• TO BE DONE: Across the listing below, how many lines hold "this"? Reply with the number by itself.

• RECORDS TO PROCESS:

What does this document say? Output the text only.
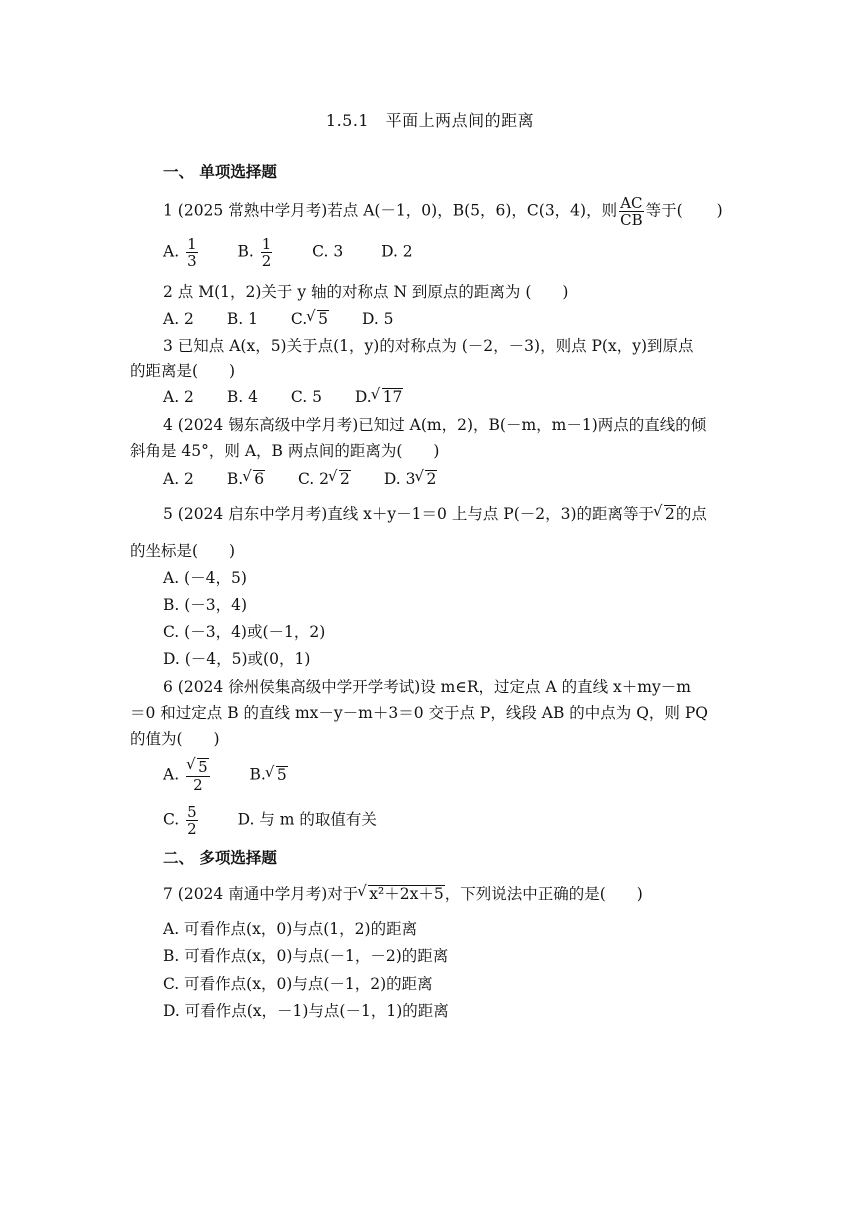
1.5.1　平面上两点间的距离
一、 单项选择题
1 (2025 常熟中学月考)若点 A(－1，0)，B(5，6)，C(3，4)，则 $\frac{AC}{CB}$ 等于( )
A. $\frac{1}{3}$	B. $\frac{1}{2}$	C. 3 D. 2
2 点 M(1，2)关于 y 轴的对称点 N 到原点的距离为 (　　)
A. 2 B. 1 C. √ 5 D. 5
3 已知点 A(x，5)关于点(1，y)的对称点为 (－2，－3)，则点 P(x，y)到原点
的距离是(　　)
A. 2 B. 4 C. 5 D. √ 17
4 (2024 锡东高级中学月考)已知过 A(m，2)，B(－m，m－1)两点的直线的倾
斜角是 45°，则 A，B 两点间的距离为(　　)
A. 2 B. √ 6 C. 2 √ 2 D. 3 √ 2
5 (2024 启东中学月考)直线 x＋y－1＝0 上与点 P(－2，3)的距离等于 √ 2的点
的坐标是(　　)
A. (－4，5)
B. (－3，4)
C. (－3，4)或(－1，2)
D. (－4，5)或(0，1)
6 (2024 徐州侯集高级中学开学考试)设 m∈R，过定点 A 的直线 x＋my－m
＝0 和过定点 B 的直线 mx－y－m＋3＝0 交于点 P，线段 AB 的中点为 Q，则 PQ
的值为(　　)
A. √ $\frac{5}{2}$	B. √ 5
C. $\frac{5}{2}$	D. 与 m 的取值有关
二、 多项选择题
7 (2024 南通中学月考)对于 √ x²＋2x＋5，下列说法中正确的是(　　)
A. 可看作点(x，0)与点(1，2)的距离
B. 可看作点(x，0)与点(－1，－2)的距离
C. 可看作点(x，0)与点(－1，2)的距离
D. 可看作点(x，－1)与点(－1，1)的距离
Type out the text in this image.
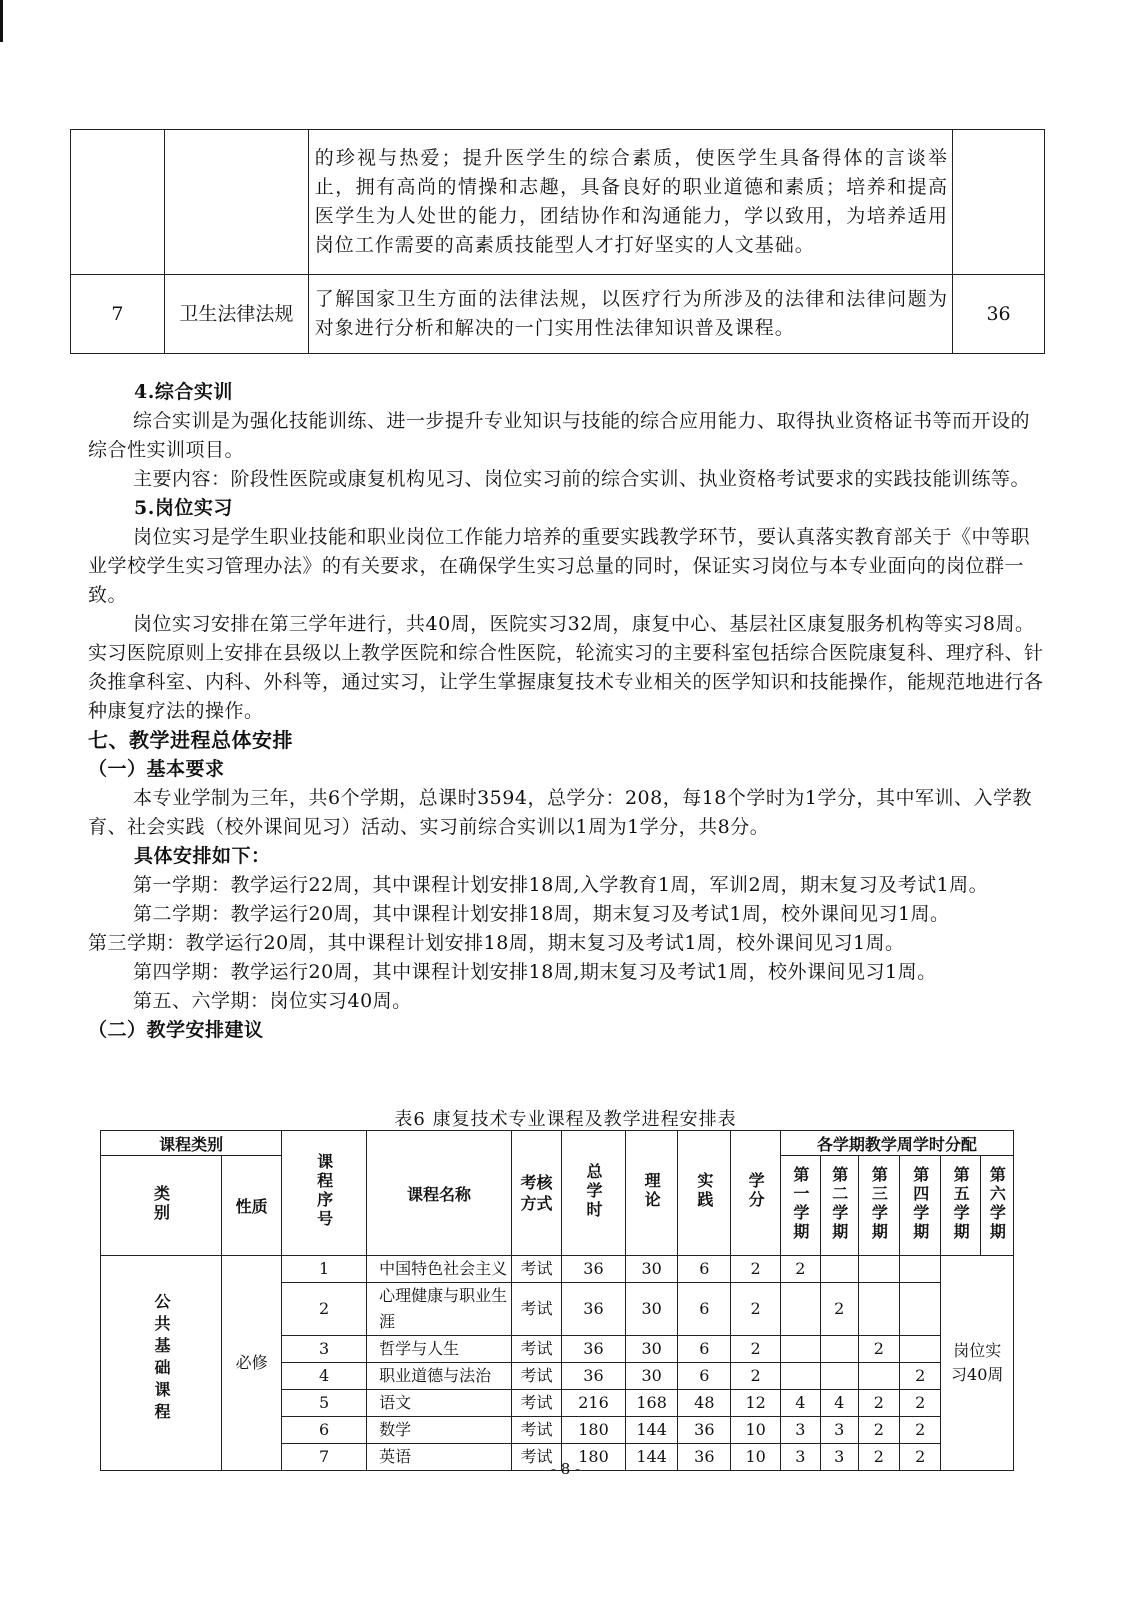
		的珍视与热爱；提升医学生的综合素质，使医学生具备得体的言谈举止，拥有高尚的情操和志趣，具备良好的职业道德和素质；培养和提高医学生为人处世的能力，团结协作和沟通能力，学以致用，为培养适用岗位工作需要的高素质技能型人才打好坚实的人文基础。	
7	卫生法律法规	了解国家卫生方面的法律法规，以医疗行为所涉及的法律和法律问题为对象进行分析和解决的一门实用性法律知识普及课程。	36

4.综合实训

综合实训是为强化技能训练、进一步提升专业知识与技能的综合应用能力、取得执业资格证书等而开设的综合性实训项目。

主要内容：阶段性医院或康复机构见习、岗位实习前的综合实训、执业资格考试要求的实践技能训练等。

5.岗位实习

岗位实习是学生职业技能和职业岗位工作能力培养的重要实践教学环节，要认真落实教育部关于《中等职业学校学生实习管理办法》的有关要求，在确保学生实习总量的同时，保证实习岗位与本专业面向的岗位群一致。

岗位实习安排在第三学年进行，共40周，医院实习32周，康复中心、基层社区康复服务机构等实习8周。实习医院原则上安排在县级以上教学医院和综合性医院，轮流实习的主要科室包括综合医院康复科、理疗科、针灸推拿科室、内科、外科等，通过实习，让学生掌握康复技术专业相关的医学知识和技能操作，能规范地进行各种康复疗法的操作。

七、教学进程总体安排

（一）基本要求

本专业学制为三年，共6个学期，总课时3594，总学分：208，每18个学时为1学分，其中军训、入学教育、社会实践（校外课间见习）活动、实习前综合实训以1周为1学分，共8分。

具体安排如下：

第一学期：教学运行22周，其中课程计划安排18周,入学教育1周，军训2周，期末复习及考试1周。

第二学期：教学运行20周，其中课程计划安排18周，期末复习及考试1周，校外课间见习1周。

第三学期：教学运行20周，其中课程计划安排18周，期末复习及考试1周，校外课间见习1周。

第四学期：教学运行20周，其中课程计划安排18周,期末复习及考试1周，校外课间见习1周。

第五、六学期：岗位实习40周。

（二）教学安排建议

表6 康复技术专业课程及教学进程安排表
课程类别		课程序号	课程名称	考核
方式	总学时	理论	实践	学分	各学期教学周学时分配					
类别	性质								第一学期	第二学期	第三学期	第四学期	第五学期	第六学期
公共基础课程	必修	1	中国特色社会主义	考试	36	30	6	2	2				岗位实习40周	
		2	心理健康与职业生涯	考试	36	30	6	2		2				
		3	哲学与人生	考试	36	30	6	2			2			
		4	职业道德与法治	考试	36	30	6	2				2		
		5	语文	考试	216	168	48	12	4	4	2	2		
		6	数学	考试	180	144	36	10	3	3	2	2		
		7	英语	考试	180	144	36	10	3	3	2	2		
- 8 -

• EXERCISE RESPONSE: 2